**Exercise aim**
Every line that holds "with" should be shown.

**Entries**
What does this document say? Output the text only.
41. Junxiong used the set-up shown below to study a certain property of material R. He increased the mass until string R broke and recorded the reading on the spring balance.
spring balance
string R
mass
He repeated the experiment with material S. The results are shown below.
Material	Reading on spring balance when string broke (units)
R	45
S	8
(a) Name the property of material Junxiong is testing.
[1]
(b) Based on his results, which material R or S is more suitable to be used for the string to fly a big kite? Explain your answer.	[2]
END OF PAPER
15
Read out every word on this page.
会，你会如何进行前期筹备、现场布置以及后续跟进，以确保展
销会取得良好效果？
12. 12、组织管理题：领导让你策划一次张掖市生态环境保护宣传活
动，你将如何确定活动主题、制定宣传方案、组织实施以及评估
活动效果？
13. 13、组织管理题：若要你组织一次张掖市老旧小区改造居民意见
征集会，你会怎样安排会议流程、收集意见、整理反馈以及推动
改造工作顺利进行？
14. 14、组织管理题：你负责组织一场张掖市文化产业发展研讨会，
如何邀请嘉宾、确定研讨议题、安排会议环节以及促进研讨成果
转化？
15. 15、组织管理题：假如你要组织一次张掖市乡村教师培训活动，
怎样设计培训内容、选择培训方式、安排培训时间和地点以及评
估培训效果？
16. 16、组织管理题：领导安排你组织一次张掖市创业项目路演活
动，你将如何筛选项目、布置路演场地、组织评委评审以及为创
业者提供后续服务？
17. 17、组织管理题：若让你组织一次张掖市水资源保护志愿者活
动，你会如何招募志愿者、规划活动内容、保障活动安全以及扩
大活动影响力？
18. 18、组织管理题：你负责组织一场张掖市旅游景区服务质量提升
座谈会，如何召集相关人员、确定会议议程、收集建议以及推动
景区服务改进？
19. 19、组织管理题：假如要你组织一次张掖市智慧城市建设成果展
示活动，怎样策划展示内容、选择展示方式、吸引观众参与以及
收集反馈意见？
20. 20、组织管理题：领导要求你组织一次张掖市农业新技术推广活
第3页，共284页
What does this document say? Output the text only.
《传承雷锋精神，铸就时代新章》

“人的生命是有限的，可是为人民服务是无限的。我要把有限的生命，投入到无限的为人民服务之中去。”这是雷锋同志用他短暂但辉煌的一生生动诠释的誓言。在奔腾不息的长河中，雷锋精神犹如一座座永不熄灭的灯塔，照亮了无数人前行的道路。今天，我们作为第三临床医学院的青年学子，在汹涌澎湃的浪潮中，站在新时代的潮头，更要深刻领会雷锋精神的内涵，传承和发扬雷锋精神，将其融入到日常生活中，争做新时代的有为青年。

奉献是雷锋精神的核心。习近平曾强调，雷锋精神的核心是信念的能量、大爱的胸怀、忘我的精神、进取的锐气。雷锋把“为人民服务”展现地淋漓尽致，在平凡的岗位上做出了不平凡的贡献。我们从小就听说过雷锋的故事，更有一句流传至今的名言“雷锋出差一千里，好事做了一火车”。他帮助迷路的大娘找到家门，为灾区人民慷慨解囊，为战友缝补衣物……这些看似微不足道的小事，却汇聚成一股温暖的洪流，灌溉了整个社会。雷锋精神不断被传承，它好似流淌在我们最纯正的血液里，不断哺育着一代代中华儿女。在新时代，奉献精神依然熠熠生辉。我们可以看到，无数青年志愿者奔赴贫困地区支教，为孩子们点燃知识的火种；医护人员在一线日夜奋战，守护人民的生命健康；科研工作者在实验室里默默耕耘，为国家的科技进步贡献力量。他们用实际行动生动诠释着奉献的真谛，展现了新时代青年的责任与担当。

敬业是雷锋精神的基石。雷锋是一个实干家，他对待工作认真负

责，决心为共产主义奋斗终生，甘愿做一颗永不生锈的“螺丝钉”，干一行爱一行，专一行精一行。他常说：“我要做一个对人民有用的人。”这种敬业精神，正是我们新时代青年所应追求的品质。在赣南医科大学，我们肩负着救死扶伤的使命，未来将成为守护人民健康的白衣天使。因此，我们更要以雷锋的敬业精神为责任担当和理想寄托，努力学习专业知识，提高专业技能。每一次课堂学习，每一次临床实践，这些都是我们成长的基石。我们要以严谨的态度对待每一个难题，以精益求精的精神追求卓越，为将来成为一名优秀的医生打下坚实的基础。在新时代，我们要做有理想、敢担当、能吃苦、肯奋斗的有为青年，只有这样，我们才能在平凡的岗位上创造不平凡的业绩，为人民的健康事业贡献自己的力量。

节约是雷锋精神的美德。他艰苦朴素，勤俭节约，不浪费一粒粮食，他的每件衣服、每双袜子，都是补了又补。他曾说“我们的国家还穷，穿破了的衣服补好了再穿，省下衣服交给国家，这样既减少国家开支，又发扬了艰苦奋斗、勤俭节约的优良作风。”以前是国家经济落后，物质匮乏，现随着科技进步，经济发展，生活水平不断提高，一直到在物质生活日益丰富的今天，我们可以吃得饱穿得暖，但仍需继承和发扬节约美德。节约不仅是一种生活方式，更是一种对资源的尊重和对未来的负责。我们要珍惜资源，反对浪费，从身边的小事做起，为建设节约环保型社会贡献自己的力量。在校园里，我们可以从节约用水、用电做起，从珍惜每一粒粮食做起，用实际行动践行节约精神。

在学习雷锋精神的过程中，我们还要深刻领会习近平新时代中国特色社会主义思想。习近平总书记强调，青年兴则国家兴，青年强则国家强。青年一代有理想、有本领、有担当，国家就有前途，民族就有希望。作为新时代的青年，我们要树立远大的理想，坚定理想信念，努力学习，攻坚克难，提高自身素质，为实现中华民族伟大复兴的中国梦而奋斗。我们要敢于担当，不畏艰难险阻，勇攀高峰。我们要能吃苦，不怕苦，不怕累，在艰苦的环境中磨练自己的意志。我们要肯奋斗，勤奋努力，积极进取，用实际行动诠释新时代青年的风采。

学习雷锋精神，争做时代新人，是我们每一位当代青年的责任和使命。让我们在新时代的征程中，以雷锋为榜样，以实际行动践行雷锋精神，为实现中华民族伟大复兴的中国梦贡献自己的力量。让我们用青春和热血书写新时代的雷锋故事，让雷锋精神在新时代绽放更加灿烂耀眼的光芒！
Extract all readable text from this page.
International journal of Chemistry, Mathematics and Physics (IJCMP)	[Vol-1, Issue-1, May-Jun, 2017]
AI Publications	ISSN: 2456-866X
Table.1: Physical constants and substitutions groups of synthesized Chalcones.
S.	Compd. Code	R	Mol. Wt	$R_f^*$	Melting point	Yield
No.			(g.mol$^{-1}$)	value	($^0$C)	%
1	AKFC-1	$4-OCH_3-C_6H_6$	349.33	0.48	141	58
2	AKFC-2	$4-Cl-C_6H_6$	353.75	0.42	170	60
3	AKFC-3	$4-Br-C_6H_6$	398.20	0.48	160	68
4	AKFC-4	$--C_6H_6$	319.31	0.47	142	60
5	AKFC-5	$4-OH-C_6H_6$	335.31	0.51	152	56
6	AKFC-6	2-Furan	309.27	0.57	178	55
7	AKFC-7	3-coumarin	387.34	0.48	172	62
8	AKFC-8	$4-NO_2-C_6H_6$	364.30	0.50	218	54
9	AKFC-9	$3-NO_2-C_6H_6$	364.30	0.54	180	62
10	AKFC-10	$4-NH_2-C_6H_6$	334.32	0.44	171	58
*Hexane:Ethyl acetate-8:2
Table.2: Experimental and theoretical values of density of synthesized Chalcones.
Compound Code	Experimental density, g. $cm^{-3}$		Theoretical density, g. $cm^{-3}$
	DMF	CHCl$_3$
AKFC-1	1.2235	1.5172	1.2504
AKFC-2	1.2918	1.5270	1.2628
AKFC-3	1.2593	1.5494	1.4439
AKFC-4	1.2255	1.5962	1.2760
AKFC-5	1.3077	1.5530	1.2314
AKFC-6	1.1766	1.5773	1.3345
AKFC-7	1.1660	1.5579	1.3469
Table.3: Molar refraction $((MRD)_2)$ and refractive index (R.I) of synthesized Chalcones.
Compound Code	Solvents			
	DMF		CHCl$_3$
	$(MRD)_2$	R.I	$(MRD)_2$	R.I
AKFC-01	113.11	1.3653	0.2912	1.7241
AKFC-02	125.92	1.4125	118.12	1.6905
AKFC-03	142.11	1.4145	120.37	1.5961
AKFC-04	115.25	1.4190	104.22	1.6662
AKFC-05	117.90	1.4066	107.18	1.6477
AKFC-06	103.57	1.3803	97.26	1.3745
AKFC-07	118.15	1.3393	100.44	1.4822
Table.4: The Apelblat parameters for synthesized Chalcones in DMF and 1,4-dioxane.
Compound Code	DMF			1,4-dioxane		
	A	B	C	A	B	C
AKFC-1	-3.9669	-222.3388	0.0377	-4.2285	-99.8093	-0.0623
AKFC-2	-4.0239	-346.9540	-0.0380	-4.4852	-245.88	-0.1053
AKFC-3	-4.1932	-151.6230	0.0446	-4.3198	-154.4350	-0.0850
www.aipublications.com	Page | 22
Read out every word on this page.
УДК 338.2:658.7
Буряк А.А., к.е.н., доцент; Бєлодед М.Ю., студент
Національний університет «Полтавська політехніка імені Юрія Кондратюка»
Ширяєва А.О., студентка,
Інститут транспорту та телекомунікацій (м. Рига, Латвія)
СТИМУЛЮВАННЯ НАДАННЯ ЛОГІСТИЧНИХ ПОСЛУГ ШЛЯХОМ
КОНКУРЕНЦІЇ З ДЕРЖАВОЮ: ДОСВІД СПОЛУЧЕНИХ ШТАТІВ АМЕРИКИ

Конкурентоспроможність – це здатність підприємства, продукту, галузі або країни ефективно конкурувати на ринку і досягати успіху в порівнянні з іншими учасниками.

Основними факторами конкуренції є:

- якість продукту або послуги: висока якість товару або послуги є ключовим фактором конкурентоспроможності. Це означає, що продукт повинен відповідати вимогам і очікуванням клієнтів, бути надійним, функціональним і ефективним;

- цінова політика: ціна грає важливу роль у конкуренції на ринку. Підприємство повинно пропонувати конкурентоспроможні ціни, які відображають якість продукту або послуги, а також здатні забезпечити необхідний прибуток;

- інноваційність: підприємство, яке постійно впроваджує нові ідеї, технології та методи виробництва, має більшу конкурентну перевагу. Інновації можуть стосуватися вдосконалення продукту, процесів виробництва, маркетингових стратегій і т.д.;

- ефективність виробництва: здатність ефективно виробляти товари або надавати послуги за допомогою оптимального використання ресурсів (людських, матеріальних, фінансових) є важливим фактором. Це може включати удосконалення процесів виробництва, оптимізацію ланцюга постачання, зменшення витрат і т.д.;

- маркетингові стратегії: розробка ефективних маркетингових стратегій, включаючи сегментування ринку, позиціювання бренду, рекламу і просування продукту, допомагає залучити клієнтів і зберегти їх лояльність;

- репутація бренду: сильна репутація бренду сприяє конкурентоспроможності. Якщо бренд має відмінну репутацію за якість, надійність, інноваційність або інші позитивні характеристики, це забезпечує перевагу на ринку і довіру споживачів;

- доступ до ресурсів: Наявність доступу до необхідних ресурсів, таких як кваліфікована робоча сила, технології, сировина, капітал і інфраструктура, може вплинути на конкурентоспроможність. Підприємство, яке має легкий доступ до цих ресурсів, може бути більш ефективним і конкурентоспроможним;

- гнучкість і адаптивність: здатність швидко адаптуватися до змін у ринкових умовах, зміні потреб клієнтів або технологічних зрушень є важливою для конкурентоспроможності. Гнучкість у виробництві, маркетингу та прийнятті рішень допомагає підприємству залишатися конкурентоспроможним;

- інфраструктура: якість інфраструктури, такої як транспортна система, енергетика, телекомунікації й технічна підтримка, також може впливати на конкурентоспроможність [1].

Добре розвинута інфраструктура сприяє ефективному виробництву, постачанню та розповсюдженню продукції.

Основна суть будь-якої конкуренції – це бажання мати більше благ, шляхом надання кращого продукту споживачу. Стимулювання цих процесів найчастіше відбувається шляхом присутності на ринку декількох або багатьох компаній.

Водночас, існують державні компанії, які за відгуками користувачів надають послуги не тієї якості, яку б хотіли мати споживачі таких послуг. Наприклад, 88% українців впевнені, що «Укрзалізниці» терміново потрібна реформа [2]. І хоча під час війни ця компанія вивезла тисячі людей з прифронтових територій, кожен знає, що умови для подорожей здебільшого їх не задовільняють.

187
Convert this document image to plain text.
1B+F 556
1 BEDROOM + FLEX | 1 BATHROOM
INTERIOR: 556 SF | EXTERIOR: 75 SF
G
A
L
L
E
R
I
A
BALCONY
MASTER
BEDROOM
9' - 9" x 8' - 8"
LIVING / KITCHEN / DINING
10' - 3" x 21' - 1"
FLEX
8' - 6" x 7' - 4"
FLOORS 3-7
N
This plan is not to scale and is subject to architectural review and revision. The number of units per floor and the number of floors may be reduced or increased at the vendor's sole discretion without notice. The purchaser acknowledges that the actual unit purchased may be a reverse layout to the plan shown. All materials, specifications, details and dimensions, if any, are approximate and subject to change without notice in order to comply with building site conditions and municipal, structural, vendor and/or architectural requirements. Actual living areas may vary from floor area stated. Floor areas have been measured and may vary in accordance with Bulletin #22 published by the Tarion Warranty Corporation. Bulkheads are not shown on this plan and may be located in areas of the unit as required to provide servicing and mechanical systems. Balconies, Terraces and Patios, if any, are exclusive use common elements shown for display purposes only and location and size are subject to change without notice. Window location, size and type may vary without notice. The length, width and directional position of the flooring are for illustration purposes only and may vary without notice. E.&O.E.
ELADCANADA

**Task output**
He repeated the experiment with material S. The results are shown below.
This plan is not to scale and is subject to architectural review and revision. The number of units per floor and the number of floors may be reduced or increased at the vendor's sole discretion without notice. The purchaser acknowledges that the actual unit purchased may be a reverse layout to the plan shown. All materials, specifications, details and dimensions, if any, are approximate and subject to change without notice in order to comply with building site conditions and municipal, structural, vendor and/or architectural requirements. Actual living areas may vary from floor area stated. Floor areas have been measured and may vary in accordance with Bulletin #22 published by the Tarion Warranty Corporation. Bulkheads are not shown on this plan and may be located in areas of the unit as required to provide servicing and mechanical systems. Balconies, Terraces and Patios, if any, are exclusive use common elements shown for display purposes only and location and size are subject to change without notice. Window location, size and type may vary without notice. The length, width and directional position of the flooring are for illustration purposes only and may vary without notice. E.&O.E.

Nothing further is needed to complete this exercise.